=== Task inputs ===

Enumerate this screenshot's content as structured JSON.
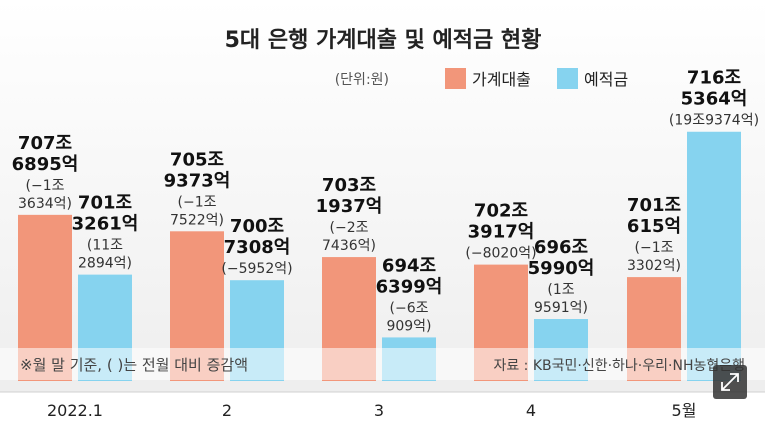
{
  "chart_data": {
    "type": "bar",
    "title": "5대 은행 가계대출 및 예적금 현황",
    "unit_note": "(단위:원)",
    "categories": [
      "2022.1",
      "2",
      "3",
      "4",
      "5월"
    ],
    "series": [
      {
        "name": "가계대출",
        "color": "#f2967a",
        "values": [
          7076895,
          7059373,
          7031937,
          7023917,
          7010615
        ],
        "value_labels": [
          [
            "707조",
            "6895억"
          ],
          [
            "705조",
            "9373억"
          ],
          [
            "703조",
            "1937억"
          ],
          [
            "702조",
            "3917억"
          ],
          [
            "701조",
            "615억"
          ]
        ],
        "change_labels": [
          [
            "(−1조",
            "3634억)"
          ],
          [
            "(−1조",
            "7522억)"
          ],
          [
            "(−2조",
            "7436억)"
          ],
          [
            "(−8020억)"
          ],
          [
            "(−1조",
            "3302억)"
          ]
        ]
      },
      {
        "name": "예적금",
        "color": "#86d3ef",
        "values": [
          7013261,
          7007308,
          6946399,
          6965990,
          7165364
        ],
        "value_labels": [
          [
            "701조",
            "3261억"
          ],
          [
            "700조",
            "7308억"
          ],
          [
            "694조",
            "6399억"
          ],
          [
            "696조",
            "5990억"
          ],
          [
            "716조",
            "5364억"
          ]
        ],
        "change_labels": [
          [
            "(11조",
            "2894억)"
          ],
          [
            "(−5952억)"
          ],
          [
            "(−6조",
            "909억)"
          ],
          [
            "(1조",
            "9591억)"
          ],
          [
            "(19조9374억)"
          ]
        ]
      }
    ],
    "footnote": "※월 말 기준, (    )는 전월 대비 증감액",
    "source": "자료 : KB국민·신한·하나·우리·NH농협은행"
  }
}
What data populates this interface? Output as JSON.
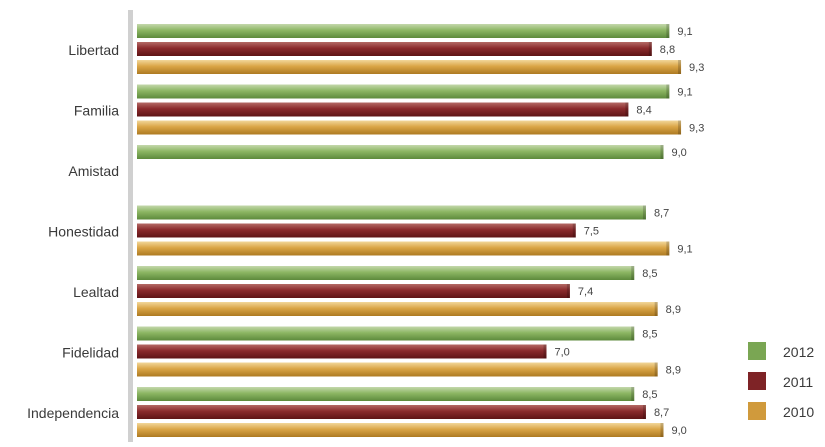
{
  "chart_data": {
    "type": "bar",
    "orientation": "horizontal",
    "categories": [
      "Libertad",
      "Familia",
      "Amistad",
      "Honestidad",
      "Lealtad",
      "Fidelidad",
      "Independencia"
    ],
    "series": [
      {
        "name": "2012",
        "color": "#7aa653",
        "values": [
          9.1,
          9.1,
          9.0,
          8.7,
          8.5,
          8.5,
          8.5
        ],
        "labels": [
          "9,1",
          "9,1",
          "9,0",
          "8,7",
          "8,5",
          "8,5",
          "8,5"
        ]
      },
      {
        "name": "2011",
        "color": "#7e2326",
        "values": [
          8.8,
          8.4,
          null,
          7.5,
          7.4,
          7.0,
          8.7
        ],
        "labels": [
          "8,8",
          "8,4",
          "",
          "7,5",
          "7,4",
          "7,0",
          "8,7"
        ]
      },
      {
        "name": "2010",
        "color": "#d09a3c",
        "values": [
          9.3,
          9.3,
          null,
          9.1,
          8.9,
          8.9,
          9.0
        ],
        "labels": [
          "9,3",
          "9,3",
          "",
          "9,1",
          "8,9",
          "8,9",
          "9,0"
        ]
      }
    ],
    "xlim": [
      0,
      10
    ],
    "legend_position": "bottom-right",
    "grid": false,
    "title": "",
    "xlabel": "",
    "ylabel": ""
  }
}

===

Short exercise: Write out an exact reproduction of the lines from the line that holds "What data populates" to the bottom of the listing above, both ends included. Exclude pictures.

Exercise result:
What data populates this interface? Output as JSON.
{
  "chart_data": {
    "type": "bar",
    "orientation": "horizontal",
    "categories": [
      "Libertad",
      "Familia",
      "Amistad",
      "Honestidad",
      "Lealtad",
      "Fidelidad",
      "Independencia"
    ],
    "series": [
      {
        "name": "2012",
        "color": "#7aa653",
        "values": [
          9.1,
          9.1,
          9.0,
          8.7,
          8.5,
          8.5,
          8.5
        ],
        "labels": [
          "9,1",
          "9,1",
          "9,0",
          "8,7",
          "8,5",
          "8,5",
          "8,5"
        ]
      },
      {
        "name": "2011",
        "color": "#7e2326",
        "values": [
          8.8,
          8.4,
          null,
          7.5,
          7.4,
          7.0,
          8.7
        ],
        "labels": [
          "8,8",
          "8,4",
          "",
          "7,5",
          "7,4",
          "7,0",
          "8,7"
        ]
      },
      {
        "name": "2010",
        "color": "#d09a3c",
        "values": [
          9.3,
          9.3,
          null,
          9.1,
          8.9,
          8.9,
          9.0
        ],
        "labels": [
          "9,3",
          "9,3",
          "",
          "9,1",
          "8,9",
          "8,9",
          "9,0"
        ]
      }
    ],
    "xlim": [
      0,
      10
    ],
    "legend_position": "bottom-right",
    "grid": false,
    "title": "",
    "xlabel": "",
    "ylabel": ""
  }
}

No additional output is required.